> _The exercise_
From the listing below, pull out every line where the string "JSON" appears.

> _Supplied information_
────────────────

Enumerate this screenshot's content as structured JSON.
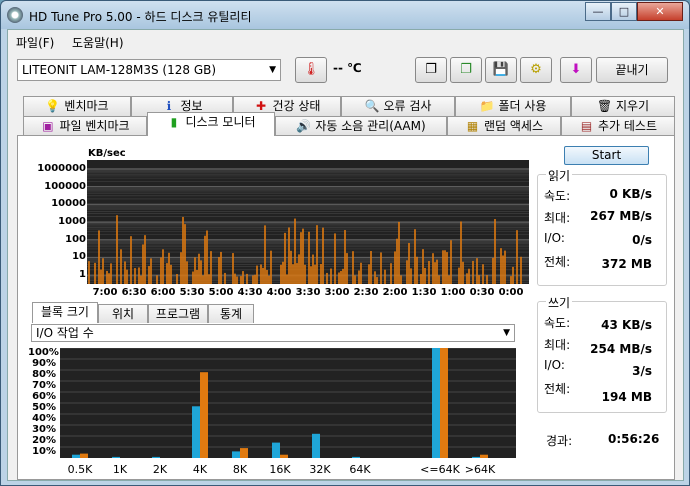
{
  "window": {
    "title": "HD Tune Pro 5.00 - 하드 디스크 유틸리티"
  },
  "menu": [
    "파일(F)",
    "도움말(H)"
  ],
  "toolbar": {
    "drive": "LITEONIT LAM-128M3S (128 GB)",
    "temperature": "-- ℃",
    "exit_label": "끝내기",
    "icons": [
      "thermometer-icon",
      "copy-info-icon",
      "copy-screen-icon",
      "save-icon",
      "options-icon",
      "download-icon"
    ]
  },
  "tabs_row1": [
    "벤치마크",
    "정보",
    "건강 상태",
    "오류 검사",
    "폴더 사용",
    "지우기"
  ],
  "tabs_row2": [
    "파일 벤치마크",
    "디스크 모니터",
    "자동 소음 관리(AAM)",
    "랜덤 액세스",
    "추가 테스트"
  ],
  "active_tab": "디스크 모니터",
  "monitor": {
    "unit_label": "KB/sec",
    "start_label": "Start",
    "y_ticks": [
      "1000000",
      "100000",
      "10000",
      "1000",
      "100",
      "10",
      "1"
    ],
    "x_ticks": [
      "7:00",
      "6:30",
      "6:00",
      "5:30",
      "5:00",
      "4:30",
      "4:00",
      "3:30",
      "3:00",
      "2:30",
      "2:00",
      "1:30",
      "1:00",
      "0:30",
      "0:00"
    ]
  },
  "read": {
    "title": "읽기",
    "speed_label": "속도:",
    "speed": "0 KB/s",
    "max_label": "최대:",
    "max": "267 MB/s",
    "io_label": "I/O:",
    "io": "0/s",
    "total_label": "전체:",
    "total": "372 MB"
  },
  "write": {
    "title": "쓰기",
    "speed_label": "속도:",
    "speed": "43 KB/s",
    "max_label": "최대:",
    "max": "254 MB/s",
    "io_label": "I/O:",
    "io": "3/s",
    "total_label": "전체:",
    "total": "194 MB"
  },
  "elapsed": {
    "label": "경과:",
    "value": "0:56:26"
  },
  "subtabs": [
    "블록 크기",
    "위치",
    "프로그램",
    "통계"
  ],
  "io_select": "I/O 작업 수",
  "colors": {
    "read": "#1fa6d8",
    "write": "#e07a10",
    "plot_bg": "#222222"
  },
  "chart_data": {
    "type": "bar",
    "categories": [
      "0.5K",
      "1K",
      "2K",
      "4K",
      "8K",
      "16K",
      "32K",
      "64K",
      "<=64K",
      ">64K"
    ],
    "series": [
      {
        "values": [
          3,
          1,
          1,
          47,
          6,
          14,
          22,
          1,
          100,
          1
        ]
      },
      {
        "values": [
          4,
          0,
          0,
          78,
          9,
          3,
          0,
          0,
          100,
          3
        ]
      }
    ],
    "y_ticks": [
      "100%",
      "90%",
      "80%",
      "70%",
      "60%",
      "50%",
      "40%",
      "30%",
      "20%",
      "10%"
    ],
    "ylim": [
      0,
      100
    ]
  }
}
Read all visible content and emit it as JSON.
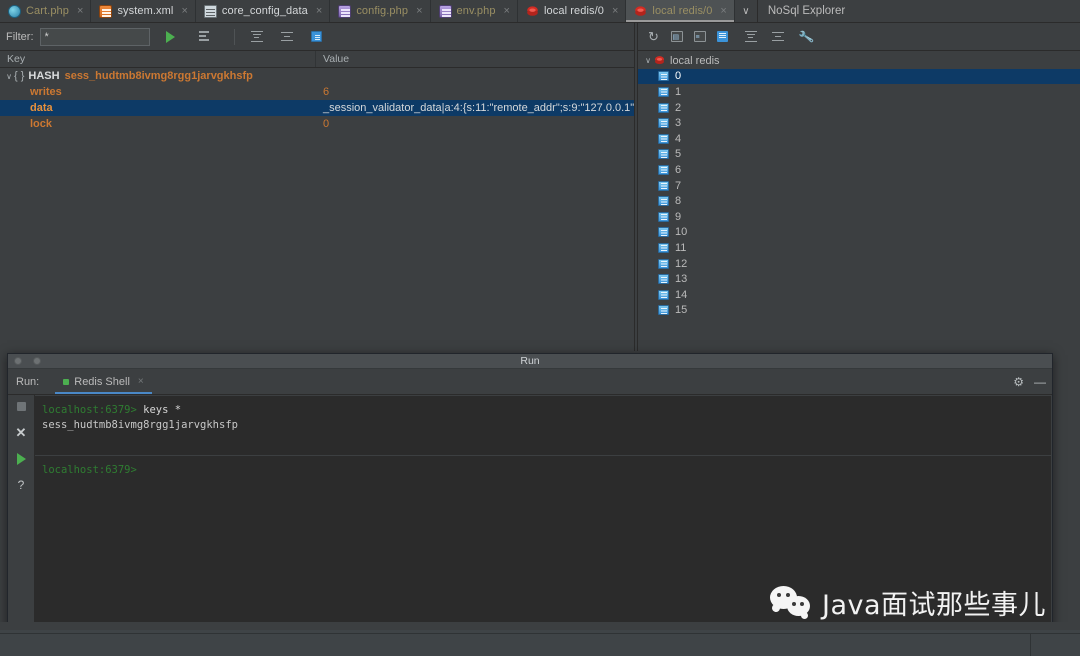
{
  "editor_tabs": [
    {
      "label": "Cart.php",
      "icon": "php-file-icon",
      "icon_kind": "php-blue",
      "active": false,
      "close": "×"
    },
    {
      "label": "system.xml",
      "icon": "xml-file-icon",
      "icon_kind": "xml",
      "active": false,
      "close": "×"
    },
    {
      "label": "core_config_data",
      "icon": "database-table-icon",
      "icon_kind": "table",
      "active": false,
      "close": "×"
    },
    {
      "label": "config.php",
      "icon": "php-file-icon",
      "icon_kind": "php-purple",
      "active": false,
      "close": "×"
    },
    {
      "label": "env.php",
      "icon": "php-file-icon",
      "icon_kind": "php-purple",
      "active": false,
      "close": "×"
    },
    {
      "label": "local redis/0",
      "icon": "redis-icon",
      "icon_kind": "redis",
      "active": false,
      "close": "×"
    },
    {
      "label": "local redis/0",
      "icon": "redis-icon",
      "icon_kind": "redis",
      "active": true,
      "close": "×"
    }
  ],
  "tabbar": {
    "overflow_label": "∨",
    "right_panel_title": "NoSql Explorer"
  },
  "key_toolbar": {
    "filter_label": "Filter:",
    "filter_value": "*",
    "filter_placeholder": "*",
    "run_icon": "run-play-icon",
    "script_icon": "execute-script-icon",
    "expand_icon": "expand-all-icon",
    "collapse_icon": "collapse-all-icon",
    "delete_icon": "delete-key-icon"
  },
  "key_table": {
    "columns": [
      "Key",
      "Value"
    ],
    "root": {
      "twisty": "∨",
      "brace": "{ }",
      "type": "HASH",
      "name": "sess_hudtmb8ivmg8rgg1jarvgkhsfp",
      "value": ""
    },
    "rows": [
      {
        "key": "writes",
        "value": "6",
        "selected": false
      },
      {
        "key": "data",
        "value": "_session_validator_data|a:4:{s:11:\"remote_addr\";s:9:\"127.0.0.1\"",
        "selected": true
      },
      {
        "key": "lock",
        "value": "0",
        "selected": false
      }
    ]
  },
  "explorer": {
    "title": "NoSql Explorer",
    "toolbar": {
      "refresh_icon": "refresh-icon",
      "add_icon": "add-server-icon",
      "query_icon": "query-icon",
      "delete_icon": "delete-icon",
      "expand_icon": "expand-all-icon",
      "collapse_icon": "collapse-all-icon",
      "settings_icon": "wrench-settings-icon"
    },
    "server": {
      "twisty": "∨",
      "label": "local redis",
      "icon": "redis-icon"
    },
    "databases": [
      {
        "label": "0",
        "selected": true
      },
      {
        "label": "1",
        "selected": false
      },
      {
        "label": "2",
        "selected": false
      },
      {
        "label": "3",
        "selected": false
      },
      {
        "label": "4",
        "selected": false
      },
      {
        "label": "5",
        "selected": false
      },
      {
        "label": "6",
        "selected": false
      },
      {
        "label": "7",
        "selected": false
      },
      {
        "label": "8",
        "selected": false
      },
      {
        "label": "9",
        "selected": false
      },
      {
        "label": "10",
        "selected": false
      },
      {
        "label": "11",
        "selected": false
      },
      {
        "label": "12",
        "selected": false
      },
      {
        "label": "13",
        "selected": false
      },
      {
        "label": "14",
        "selected": false
      },
      {
        "label": "15",
        "selected": false
      }
    ]
  },
  "run_window": {
    "window_title": "Run",
    "run_label": "Run:",
    "tab_label": "Redis Shell",
    "tab_close": "×",
    "gear_icon": "settings-gear-icon",
    "minimize_icon": "minimize-icon",
    "sidebar": {
      "stop_icon": "stop-icon",
      "close_icon": "close-icon",
      "rerun_icon": "rerun-play-icon",
      "help_icon": "help-question-icon"
    },
    "console": {
      "lines": [
        {
          "prompt": "localhost:6379>",
          "command": " keys *"
        },
        {
          "prompt": "",
          "command": "",
          "output": "sess_hudtmb8ivmg8rgg1jarvgkhsfp"
        }
      ],
      "current_prompt": "localhost:6379>"
    }
  },
  "watermark": {
    "text": "Java面试那些事儿",
    "icon": "wechat-icon"
  },
  "colors": {
    "background": "#3c3f41",
    "console_background": "#2b2b2b",
    "selection": "#0d3a66",
    "key_orange": "#cc7832",
    "prompt_green": "#2f7d32",
    "accent_blue": "#3b93d9",
    "play_green": "#4caf50"
  }
}
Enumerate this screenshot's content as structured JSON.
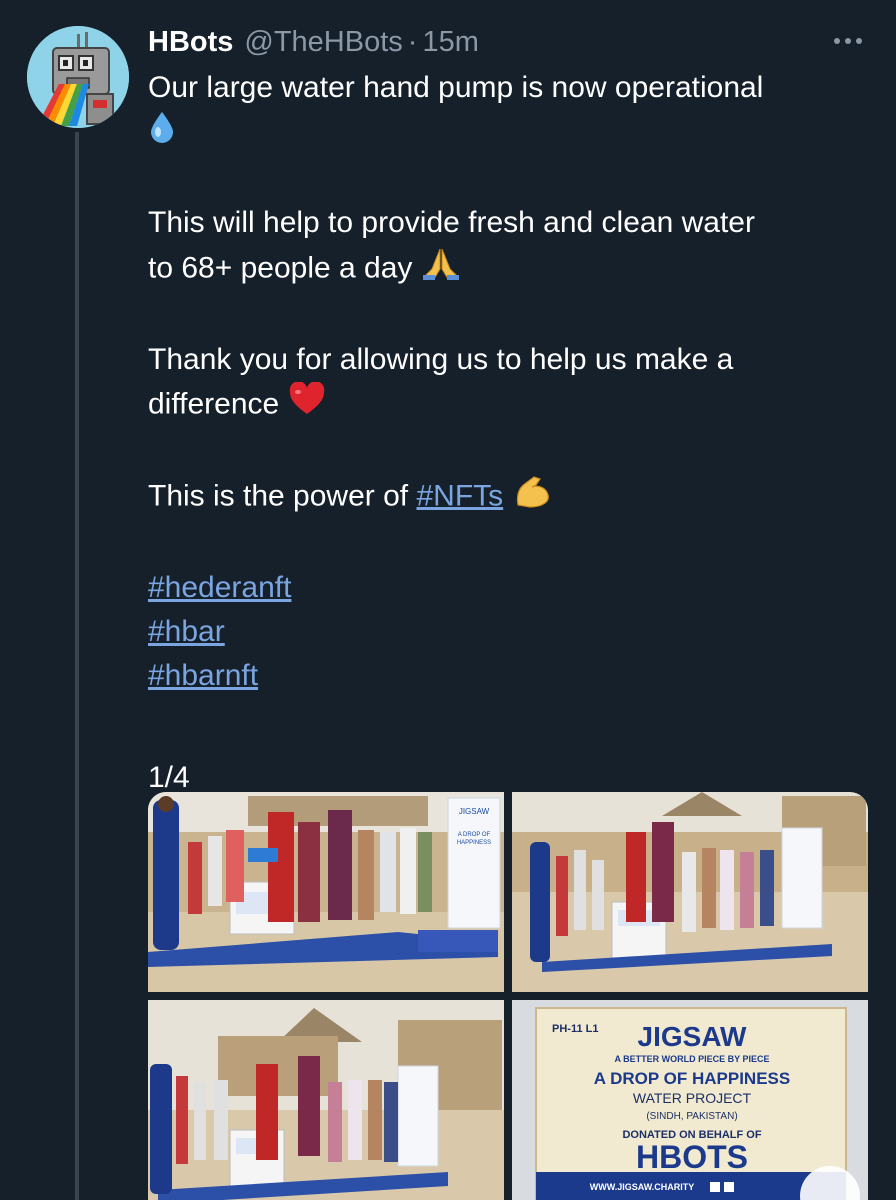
{
  "tweet": {
    "display_name": "HBots",
    "handle": "@TheHBots",
    "separator": "·",
    "time": "15m",
    "line1": "Our large water hand pump is now operational",
    "line2a": "This will help to provide fresh and clean water",
    "line2b": "to 68+ people a day",
    "line3a": "Thank you for allowing us to help us make a",
    "line3b": "difference",
    "line4": "This is the power of",
    "hashtag_nfts": "#NFTs",
    "hashtags": [
      "#hederanft",
      "#hbar",
      "#hbarnft"
    ],
    "counter": "1/4"
  },
  "media": {
    "banner_brand": "JIGSAW",
    "banner_line1": "A DROP OF",
    "banner_line2": "HAPPINESS",
    "sign": {
      "code": "PH-11 L1",
      "brand": "JIGSAW",
      "tagline": "A BETTER WORLD PIECE BY PIECE",
      "title": "A DROP OF HAPPINESS",
      "subtitle": "WATER PROJECT",
      "location": "(SINDH, PAKISTAN)",
      "donated": "DONATED ON BEHALF OF",
      "donor": "HBOTS",
      "website": "WWW.JIGSAW.CHARITY"
    }
  },
  "colors": {
    "background": "#15202b",
    "link": "#7aa5e0",
    "muted": "#8b98a5"
  },
  "icons": [
    "droplet-emoji",
    "folded-hands-emoji",
    "red-heart-emoji",
    "flexed-biceps-emoji",
    "more-options-icon"
  ]
}
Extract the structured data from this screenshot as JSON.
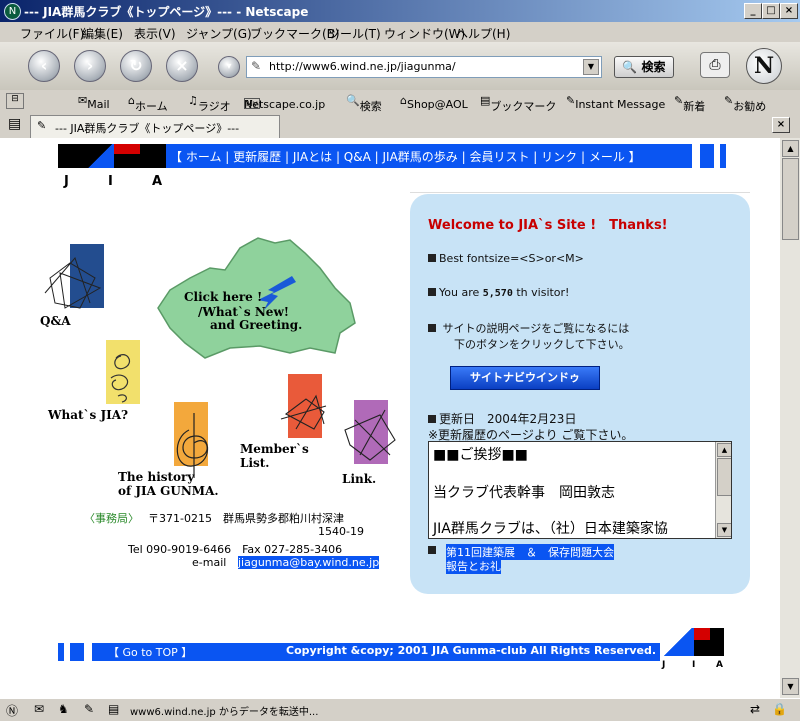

────────────────

> _Solution_
Enumerate this screenshot's content as structured JSON.
Read all visible content and emit it as JSON.
Enumerate this screenshot's content as structured JSON.
Extract the structured data from this screenshot as JSON.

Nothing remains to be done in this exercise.